EXTRACTED INFORMATION
_____

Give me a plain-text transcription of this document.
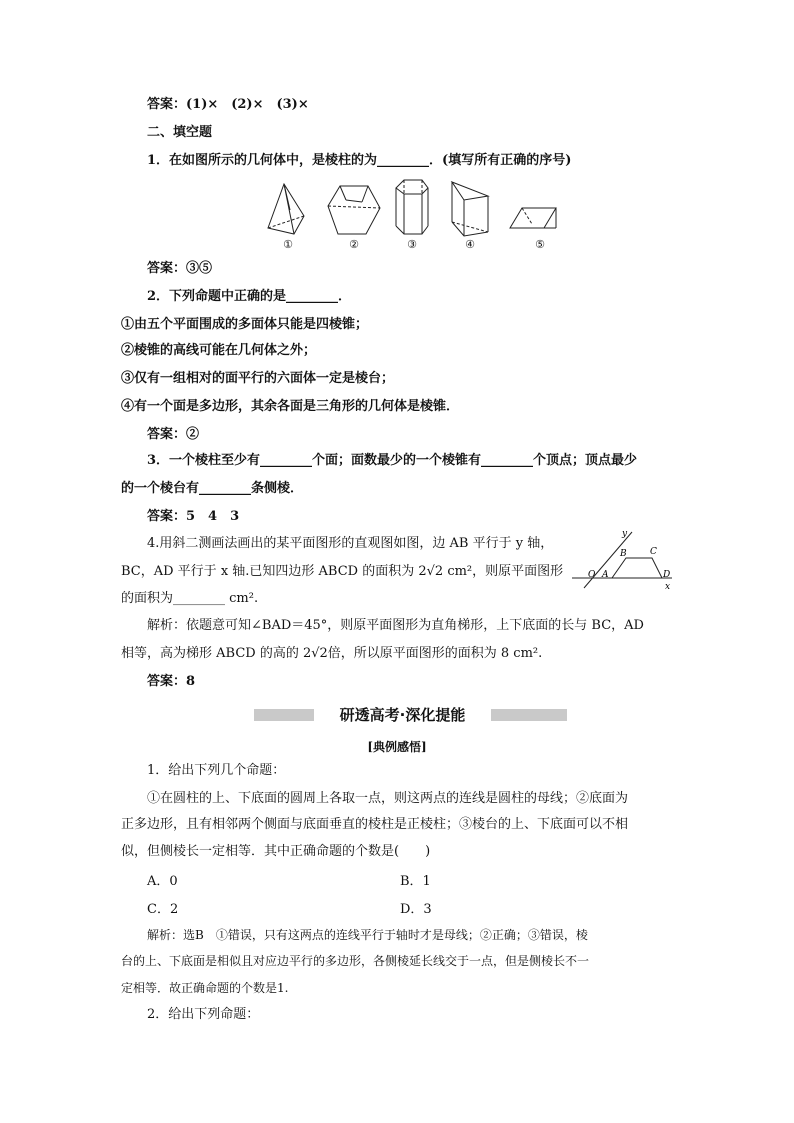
答案：(1)×　(2)×　(3)×
二、填空题
1．在如图所示的几何体中，是棱柱的为________．(填写所有正确的序号)
①	②	③	④	⑤
答案：③⑤
2．下列命题中正确的是________．
①由五个平面围成的多面体只能是四棱锥；
②棱锥的高线可能在几何体之外；
③仅有一组相对的面平行的六面体一定是棱台；
④有一个面是多边形，其余各面是三角形的几何体是棱锥．
答案：②
3．一个棱柱至少有________个面；面数最少的一个棱锥有________个顶点；顶点最少
的一个棱台有________条侧棱．
答案：5　4　3
4.用斜二测画法画出的某平面图形的直观图如图，边 AB 平行于 y 轴，
BC，AD 平行于 x 轴.已知四边形 ABCD 的面积为 2√2 cm²，则原平面图形
的面积为________ cm².
y
B	C
O A	D
x
解析：依题意可知∠BAD＝45°，则原平面图形为直角梯形，上下底面的长与 BC，AD
相等，高为梯形 ABCD 的高的 2√2倍，所以原平面图形的面积为 8 cm².
答案：8
研透高考·深化提能
[典例感悟]
1．给出下列几个命题：
①在圆柱的上、下底面的圆周上各取一点，则这两点的连线是圆柱的母线；②底面为
正多边形，且有相邻两个侧面与底面垂直的棱柱是正棱柱；③棱台的上、下底面可以不相
似，但侧棱长一定相等．其中正确命题的个数是(　　)
A．0	B．1
C．2	D．3
解析：选B　①错误，只有这两点的连线平行于轴时才是母线；②正确；③错误，棱
台的上、下底面是相似且对应边平行的多边形，各侧棱延长线交于一点，但是侧棱长不一
定相等．故正确命题的个数是1.
2．给出下列命题：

_____

TASK INSTRUCTIONS
Every entry above needs to be retyped exactly; drop the pictures.

RESPONSE TO THE EXERCISE
Give me a plain-text transcription of this document.
答案：(1)×　(2)×　(3)×
二、填空题
1．在如图所示的几何体中，是棱柱的为________．(填写所有正确的序号)
①	②	③	④	⑤
答案：③⑤
2．下列命题中正确的是________．
①由五个平面围成的多面体只能是四棱锥；
②棱锥的高线可能在几何体之外；
③仅有一组相对的面平行的六面体一定是棱台；
④有一个面是多边形，其余各面是三角形的几何体是棱锥．
答案：②
3．一个棱柱至少有________个面；面数最少的一个棱锥有________个顶点；顶点最少
的一个棱台有________条侧棱．
答案：5　4　3
4.用斜二测画法画出的某平面图形的直观图如图，边 AB 平行于 y 轴，
BC，AD 平行于 x 轴.已知四边形 ABCD 的面积为 2√2 cm²，则原平面图形
的面积为________ cm².
y
B	C
O A	D
x
解析：依题意可知∠BAD＝45°，则原平面图形为直角梯形，上下底面的长与 BC，AD
相等，高为梯形 ABCD 的高的 2√2倍，所以原平面图形的面积为 8 cm².
答案：8
研透高考·深化提能
[典例感悟]
1．给出下列几个命题：
①在圆柱的上、下底面的圆周上各取一点，则这两点的连线是圆柱的母线；②底面为
正多边形，且有相邻两个侧面与底面垂直的棱柱是正棱柱；③棱台的上、下底面可以不相
似，但侧棱长一定相等．其中正确命题的个数是(　　)
A．0	B．1
C．2	D．3
解析：选B　①错误，只有这两点的连线平行于轴时才是母线；②正确；③错误，棱
台的上、下底面是相似且对应边平行的多边形，各侧棱延长线交于一点，但是侧棱长不一
定相等．故正确命题的个数是1.
2．给出下列命题：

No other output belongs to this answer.